• **Provided passage**
=====
Second, we employ instrumental variable (IV) approach with two distinct sets of IVs to address omitted variables and reverse-causality issues. Using isolation of capital as our IV (Smith, 2016), we find that CoE is higher for firms in more politically corruption environments and that the second-stage coefficient for CORRUPTION (β = 0.561) is very similar to its baseline counterpart (β = 0.583). Using averages of our research variable for neighboring jurisdictions (CORRUPTION_NEIGHBOR) and industry (CORRUPTION_IND_AVG) jointly as our IVs (similar to Jha & Cox, 2015), we find qualitatively similar results. A detailed discussion on the logical reasoning for the choice of these IVs, their detailed definitions and use are provided later in the subsection “Additional Robustness Checks.”

We use a difference-in-differences (DiD) approach to further address endogeneity issues and to further support a causal interpretation of our results. We use two quasi-natural experiments that were exogenous shocks to the environment for political corruption: namely, the McCain–Feingold (MF) Campaign Reform Act of 2003 as one of the strongest legislations against soft-money-in-politics, and its weakening by the 2010 Citizen United v. Federal Election Commission decision by the Supreme Court of the United States (SCOTUS). As expected, we find that the coefficients for the triple interaction variable designed to capture the differential effect for treated firms (high political contributors) relative to control firms (low political contributors) after the shock are significant and negative for the MF shock and significant and positive for the SCOTUS shock (further discussion in the last para of the subsection “Additional Robustness Checks”).

We conduct tests of three channels that may influence CoE with corruption being the mediator. Modigliani and Miller (1958) argue that high leverage will increase CoE, whereas Smith (2016) argues that firms deliberately increase their leverage to a suboptimal level (a cost) in corrupt environments to shield against corruption (a benefit). The net benefit of such shielding on a firm’s CoE has not yet been quantified. We find that the association between CORRUPTION and CoE is more prominent when leverage is low. Thus, the net benefits from corruption shielding using leverage appear to be positive.

Second, we resort to the Residual Free Cash Flow (RFCF) Hypothesis proposed by Jensen (1986) that posits that free cash flow aggravates agency costs and is detrimental to shareholders, and to the prediction of Stulz (1996) that agency costs increase CoE. The conjecture based on a combination of these findings is that firms with higher agency costs will show a stronger CORRUPTION–CoE association. Our findings are consistent with this conjecture.⁷

Third, we use the corporate governance literature to link political corruption with CoE. Extant literature shows that agency costs and weak corporate governance affect systematic risk, and hence CoE (Boubakri et al., 2010; K. C. Chen et al., 2009; Guedhami & Mishra, 2009). External monitoring is one of the mitigating factors for weak internal governance (Fama & Jensen, 1983), and institutional investors (IOs) are identified as good external governance monitors (Shleifer & Vishny, 1986) by alleviating agency issues (Bushee, 1998; X. Chen et al., 2007) due to their monitoring skills and information advantage (Schnatterly et al., 2008). Assuming that high IO presence is associated with better monitoring (governance), we predict and find that the CORRUPTION–CoE association is stronger for firms with low IO presence.
=====
Records from a data source:
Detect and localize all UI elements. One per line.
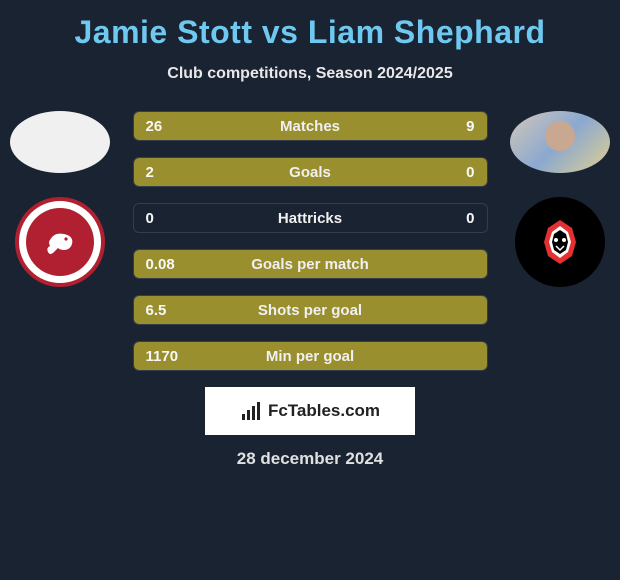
stat-value-left: 6.5 bbox=[146, 302, 167, 319]
player-left-photo bbox=[10, 111, 110, 173]
stat-row: 26 Matches 9 bbox=[133, 111, 488, 141]
stat-label: Shots per goal bbox=[258, 302, 362, 319]
player-right-photo bbox=[510, 111, 610, 173]
stat-row: 0 Hattricks 0 bbox=[133, 203, 488, 233]
stat-value-left: 2 bbox=[146, 164, 154, 181]
footer-date: 28 december 2024 bbox=[0, 449, 620, 469]
stat-value-left: 1170 bbox=[146, 348, 179, 365]
stat-value-left: 0.08 bbox=[146, 256, 175, 273]
player-right-column bbox=[510, 111, 610, 287]
brand-footer[interactable]: FcTables.com bbox=[205, 387, 415, 435]
stat-label: Min per goal bbox=[266, 348, 354, 365]
stat-row: 6.5 Shots per goal bbox=[133, 295, 488, 325]
stat-row: 1170 Min per goal bbox=[133, 341, 488, 371]
page-title: Jamie Stott vs Liam Shephard bbox=[0, 0, 620, 51]
comparison-panel: 26 Matches 9 2 Goals 0 0 Hattricks 0 0.08 Goals pe… bbox=[0, 111, 620, 469]
stat-value-right: 0 bbox=[466, 164, 474, 181]
stat-bar-left bbox=[134, 112, 395, 140]
stat-row: 0.08 Goals per match bbox=[133, 249, 488, 279]
club-right-badge bbox=[515, 197, 605, 287]
brand-label: FcTables.com bbox=[268, 401, 380, 421]
stat-label: Goals per match bbox=[251, 256, 369, 273]
stat-value-right: 9 bbox=[466, 118, 474, 135]
stat-label: Hattricks bbox=[278, 210, 342, 227]
chart-icon bbox=[240, 400, 262, 422]
stat-value-left: 26 bbox=[146, 118, 163, 135]
lion-icon bbox=[532, 214, 588, 270]
club-left-badge bbox=[15, 197, 105, 287]
player-left-column bbox=[10, 111, 110, 287]
stat-value-left: 0 bbox=[146, 210, 154, 227]
stat-label: Matches bbox=[280, 118, 340, 135]
shrimp-icon bbox=[40, 222, 80, 262]
stat-value-right: 0 bbox=[466, 210, 474, 227]
subtitle: Club competitions, Season 2024/2025 bbox=[0, 65, 620, 83]
stat-label: Goals bbox=[289, 164, 331, 181]
stats-list: 26 Matches 9 2 Goals 0 0 Hattricks 0 0.08 Goals pe… bbox=[133, 111, 488, 371]
stat-row: 2 Goals 0 bbox=[133, 157, 488, 187]
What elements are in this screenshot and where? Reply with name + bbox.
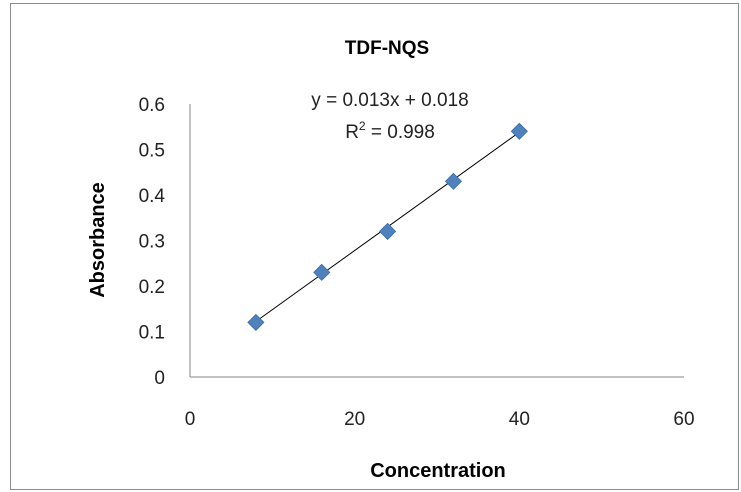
trendline-equation: y = 0.013x + 0.018 [311, 90, 468, 111]
y-tick-label: 0.4 [139, 186, 166, 207]
r-squared-value: = 0.998 [366, 122, 435, 143]
data-point [247, 313, 265, 331]
data-points [247, 122, 528, 331]
tick-labels: 0 0.1 0.2 0.3 0.4 0.5 0.6 0 20 40 60 [139, 95, 695, 430]
y-tick-label: 0.6 [139, 95, 165, 116]
chart-frame [10, 3, 739, 490]
y-tick-label: 0 [154, 368, 165, 389]
y-tick-label: 0.1 [139, 323, 165, 344]
x-axis-title: Concentration [370, 460, 506, 482]
r-squared-superscript: 2 [359, 119, 366, 133]
r-squared-label: R2 = 0.998 [345, 119, 435, 143]
y-axis-title: Absorbance [87, 182, 109, 298]
data-point [313, 263, 331, 281]
r-squared-symbol: R [345, 122, 359, 143]
x-tick-label: 0 [185, 409, 196, 430]
x-tick-label: 60 [673, 409, 694, 430]
data-point [444, 172, 463, 190]
chart-title: TDF-NQS [345, 38, 429, 59]
y-tick-label: 0.2 [139, 277, 165, 298]
axes [189, 104, 684, 378]
y-tick-label: 0.5 [139, 141, 165, 162]
x-tick-label: 20 [344, 409, 365, 430]
data-point [379, 222, 397, 240]
y-tick-label: 0.3 [139, 232, 165, 253]
x-tick-label: 40 [509, 409, 530, 430]
data-point [510, 122, 528, 140]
=====
• **List of tasks**
(A) Answer these questions about the passage on political corruption and the cost of equity:
(i) When isolation of capital serves as the IV, what is the second-stage coefficient for CORRUPTION?
(ii) Which 2010 decision is used as the shock that weakened the McCain–Feingold Campaign Reform Act?
(iii) Is the CORRUPTION–CoE association stronger for firms with low or high IO presence?
(B) Could you extend the passage on political corruption and the cost of equity from its final sentence?

• **Answer list**
(A)
(i) β = 0.561
(ii) The Citizen United v. Federal Election Commission decision by the Supreme Court of the United States
(iii) Low IO presence

(B)
Finally, our main findings are not sensitive to alternate computations of our main research variable; to a dichotomous formulation of our main variable; to the addition of other explanatory variables such as a firm’s industry median CoE, state capital headquarter (STATE CAP HQ),⁸ Kinder, Lydenberg, Domini, & Company (KLD) governance strength and net scores, and neighboring state corruption; and to the exclusion of regulated industries or the financial crisis.

Our study contributes to the extant literature in several ways. First, to the best of our knowledge, we are the first to initiate research on whether the local state-level corruption environment influences firms’ CoE. Prior research focuses more on the country-level impact (Boubakri et al., 2012) of corruption on CoE. Second, our study adds to the stream of literature that investigates the influence of local ethical or trust factors on CoE if we are to consider corruption as an ethical issue (El Ghoul et al., 2011, 2012, religion and CoE, and corporate social responsibility [CSR] and CoE, respectively; Gupta et al., 2018, social capital and CoE). Third, our study contributes to the recent literature that investigates corruption environments and their impact on corporate decision making (Smith, 2016). Although Smith (2016) shows that corruption causes suboptimal financial decisions, we extend his findings by showing that corruption can also affect CoE to some extent due to those decisions.⁹ Finally, we certainly contribute to the more philosophical debate of our time regarding money in politics and its dire consequences in the post–Citizen United v. Federal Election Commission world as we show that political corruption actually harms Corporate America vis-à-vis investors.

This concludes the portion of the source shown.